[MATERIAL TO PROCESS]
------------------------------------

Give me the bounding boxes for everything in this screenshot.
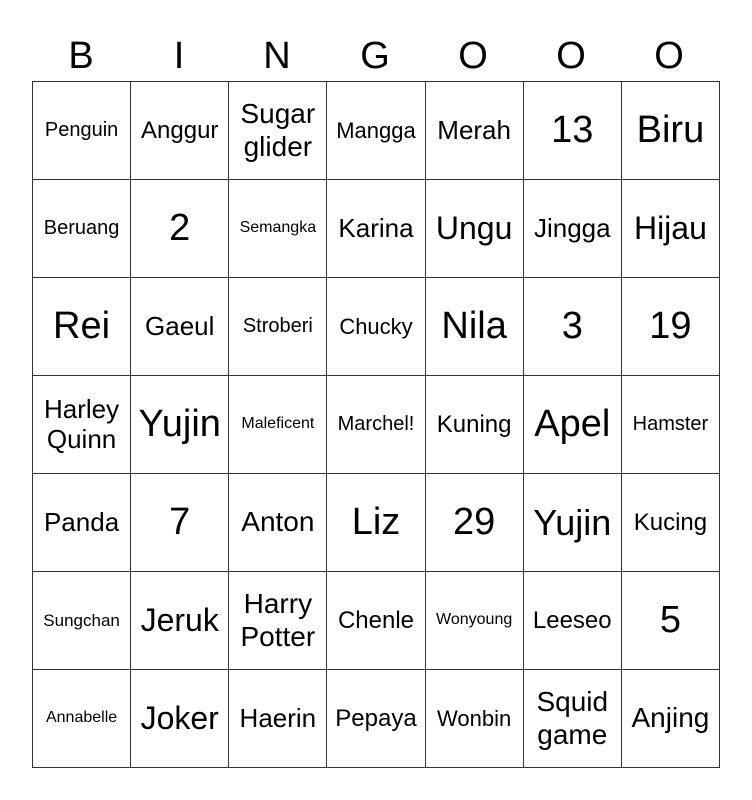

------------------------------------

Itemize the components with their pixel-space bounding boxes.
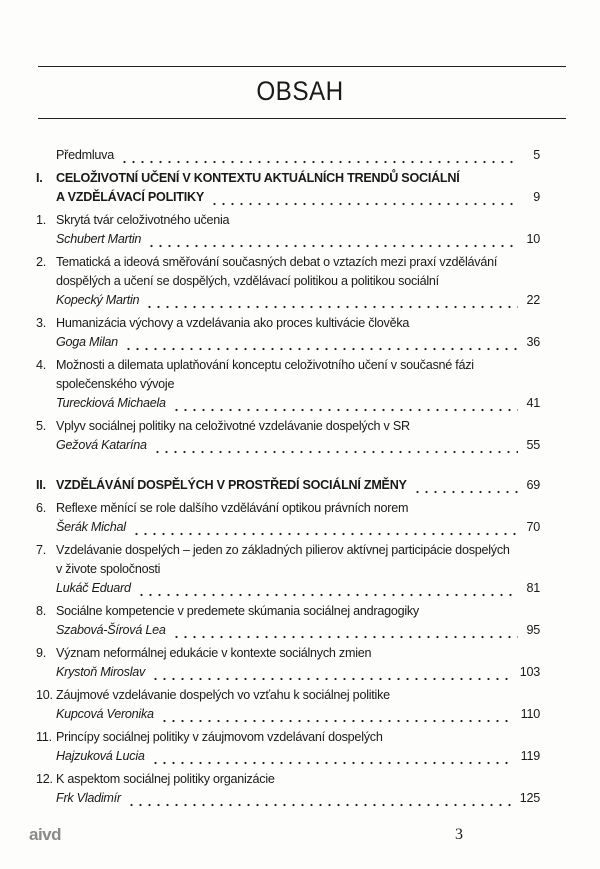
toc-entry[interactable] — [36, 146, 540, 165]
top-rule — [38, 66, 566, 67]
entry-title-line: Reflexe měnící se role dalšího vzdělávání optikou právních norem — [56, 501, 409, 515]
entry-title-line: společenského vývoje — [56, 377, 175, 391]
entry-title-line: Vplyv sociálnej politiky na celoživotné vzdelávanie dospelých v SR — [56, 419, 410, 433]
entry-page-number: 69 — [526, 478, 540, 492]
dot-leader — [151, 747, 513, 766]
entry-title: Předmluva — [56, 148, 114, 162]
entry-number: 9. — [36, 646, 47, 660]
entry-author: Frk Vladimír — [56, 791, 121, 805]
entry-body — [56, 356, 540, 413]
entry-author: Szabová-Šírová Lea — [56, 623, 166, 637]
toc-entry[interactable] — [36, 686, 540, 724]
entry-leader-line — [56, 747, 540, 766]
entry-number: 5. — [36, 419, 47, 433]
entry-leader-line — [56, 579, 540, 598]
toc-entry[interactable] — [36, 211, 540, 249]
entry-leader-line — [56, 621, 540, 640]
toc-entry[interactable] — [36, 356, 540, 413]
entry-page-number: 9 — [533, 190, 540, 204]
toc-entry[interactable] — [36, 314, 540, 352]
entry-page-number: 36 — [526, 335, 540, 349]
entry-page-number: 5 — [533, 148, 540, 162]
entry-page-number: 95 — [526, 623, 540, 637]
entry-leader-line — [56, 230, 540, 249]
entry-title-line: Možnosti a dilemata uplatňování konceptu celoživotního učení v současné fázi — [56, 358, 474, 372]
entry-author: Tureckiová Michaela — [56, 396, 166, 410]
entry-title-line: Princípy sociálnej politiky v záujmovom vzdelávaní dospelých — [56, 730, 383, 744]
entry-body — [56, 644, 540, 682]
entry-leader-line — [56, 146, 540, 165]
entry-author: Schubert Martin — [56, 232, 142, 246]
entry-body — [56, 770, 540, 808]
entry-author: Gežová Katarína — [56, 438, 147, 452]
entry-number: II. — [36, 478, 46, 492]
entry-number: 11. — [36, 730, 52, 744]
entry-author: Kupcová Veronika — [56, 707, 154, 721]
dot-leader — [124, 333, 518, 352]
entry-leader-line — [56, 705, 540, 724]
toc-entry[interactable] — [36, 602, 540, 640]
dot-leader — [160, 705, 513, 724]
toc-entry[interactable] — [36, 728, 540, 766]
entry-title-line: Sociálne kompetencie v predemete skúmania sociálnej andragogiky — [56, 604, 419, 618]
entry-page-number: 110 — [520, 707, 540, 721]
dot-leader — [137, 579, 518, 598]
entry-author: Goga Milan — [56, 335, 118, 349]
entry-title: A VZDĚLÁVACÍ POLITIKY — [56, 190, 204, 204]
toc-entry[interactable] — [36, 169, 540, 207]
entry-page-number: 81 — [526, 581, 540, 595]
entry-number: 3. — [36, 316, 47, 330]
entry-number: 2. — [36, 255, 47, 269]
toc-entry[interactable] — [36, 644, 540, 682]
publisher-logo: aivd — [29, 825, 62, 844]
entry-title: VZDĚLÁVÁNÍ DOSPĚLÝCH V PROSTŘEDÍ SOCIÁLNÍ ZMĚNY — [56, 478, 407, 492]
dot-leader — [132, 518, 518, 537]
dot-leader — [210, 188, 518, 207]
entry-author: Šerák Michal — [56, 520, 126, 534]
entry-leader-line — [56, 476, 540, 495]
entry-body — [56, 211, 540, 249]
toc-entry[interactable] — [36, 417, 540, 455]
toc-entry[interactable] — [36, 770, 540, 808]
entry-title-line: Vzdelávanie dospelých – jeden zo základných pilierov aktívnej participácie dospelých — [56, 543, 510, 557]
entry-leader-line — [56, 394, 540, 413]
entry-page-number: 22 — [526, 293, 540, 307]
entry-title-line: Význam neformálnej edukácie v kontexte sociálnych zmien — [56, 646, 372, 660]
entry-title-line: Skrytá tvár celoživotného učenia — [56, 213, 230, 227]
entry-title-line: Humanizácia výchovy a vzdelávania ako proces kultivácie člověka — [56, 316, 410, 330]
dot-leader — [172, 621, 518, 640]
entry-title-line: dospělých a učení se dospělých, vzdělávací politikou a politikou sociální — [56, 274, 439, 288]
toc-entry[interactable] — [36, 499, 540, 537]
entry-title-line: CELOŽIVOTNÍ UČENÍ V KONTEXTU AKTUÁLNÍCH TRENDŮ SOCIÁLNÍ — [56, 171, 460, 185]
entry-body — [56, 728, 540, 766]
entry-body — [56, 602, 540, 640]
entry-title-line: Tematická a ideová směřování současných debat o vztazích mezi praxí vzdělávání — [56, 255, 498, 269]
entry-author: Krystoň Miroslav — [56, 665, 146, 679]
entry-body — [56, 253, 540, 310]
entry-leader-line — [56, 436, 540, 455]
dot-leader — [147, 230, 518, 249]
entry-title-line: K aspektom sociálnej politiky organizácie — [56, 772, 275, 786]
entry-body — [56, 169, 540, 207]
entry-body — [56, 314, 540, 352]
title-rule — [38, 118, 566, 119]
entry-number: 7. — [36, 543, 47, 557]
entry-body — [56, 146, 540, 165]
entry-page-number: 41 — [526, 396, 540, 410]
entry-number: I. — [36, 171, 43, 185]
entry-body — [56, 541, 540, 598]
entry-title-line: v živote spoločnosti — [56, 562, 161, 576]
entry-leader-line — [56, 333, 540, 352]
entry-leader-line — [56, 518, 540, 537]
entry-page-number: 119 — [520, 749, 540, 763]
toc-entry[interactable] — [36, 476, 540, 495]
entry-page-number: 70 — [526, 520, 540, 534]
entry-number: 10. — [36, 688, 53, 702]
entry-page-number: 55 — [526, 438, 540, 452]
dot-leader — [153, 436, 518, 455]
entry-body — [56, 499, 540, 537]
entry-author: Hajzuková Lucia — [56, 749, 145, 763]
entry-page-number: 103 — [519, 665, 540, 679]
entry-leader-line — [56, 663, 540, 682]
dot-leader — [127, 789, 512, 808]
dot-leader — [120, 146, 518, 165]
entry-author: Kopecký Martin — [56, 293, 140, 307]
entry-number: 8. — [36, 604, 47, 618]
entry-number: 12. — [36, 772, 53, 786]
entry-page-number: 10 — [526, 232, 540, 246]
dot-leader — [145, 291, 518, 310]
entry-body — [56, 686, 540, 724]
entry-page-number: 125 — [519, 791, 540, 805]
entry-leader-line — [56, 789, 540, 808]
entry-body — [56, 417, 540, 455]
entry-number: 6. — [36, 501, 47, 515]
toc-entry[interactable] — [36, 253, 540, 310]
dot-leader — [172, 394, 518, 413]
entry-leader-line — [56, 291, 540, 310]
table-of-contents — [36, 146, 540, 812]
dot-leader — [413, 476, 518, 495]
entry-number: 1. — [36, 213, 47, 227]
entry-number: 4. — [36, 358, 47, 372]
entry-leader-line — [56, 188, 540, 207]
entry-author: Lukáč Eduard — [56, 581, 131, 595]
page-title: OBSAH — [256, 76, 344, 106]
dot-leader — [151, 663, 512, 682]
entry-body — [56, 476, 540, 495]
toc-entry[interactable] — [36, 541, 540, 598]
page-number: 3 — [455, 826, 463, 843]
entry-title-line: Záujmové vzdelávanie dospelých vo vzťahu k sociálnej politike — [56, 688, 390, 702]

------------------------------------

[YOUR TASK] Starting at the line that has "Itemize the components" and ending after the line that has "entry-number: 9. — [36, 646, 47, 660]", write those lines out again with "entry-title-line" replaced by "title-line" and nothing else altered. Leave the pictures out.

[ANSWER FOR THE TASK]
Itemize the components with their pixel-space bounding boxes.
toc-entry[interactable] — [36, 146, 540, 165]
top-rule — [38, 66, 566, 67]
title-line: Reflexe měnící se role dalšího vzdělávání optikou právních norem — [56, 501, 409, 515]
title-line: společenského vývoje — [56, 377, 175, 391]
title-line: Vplyv sociálnej politiky na celoživotné vzdelávanie dospelých v SR — [56, 419, 410, 433]
entry-page-number: 69 — [526, 478, 540, 492]
dot-leader — [151, 747, 513, 766]
entry-title: Předmluva — [56, 148, 114, 162]
entry-number: 9. — [36, 646, 47, 660]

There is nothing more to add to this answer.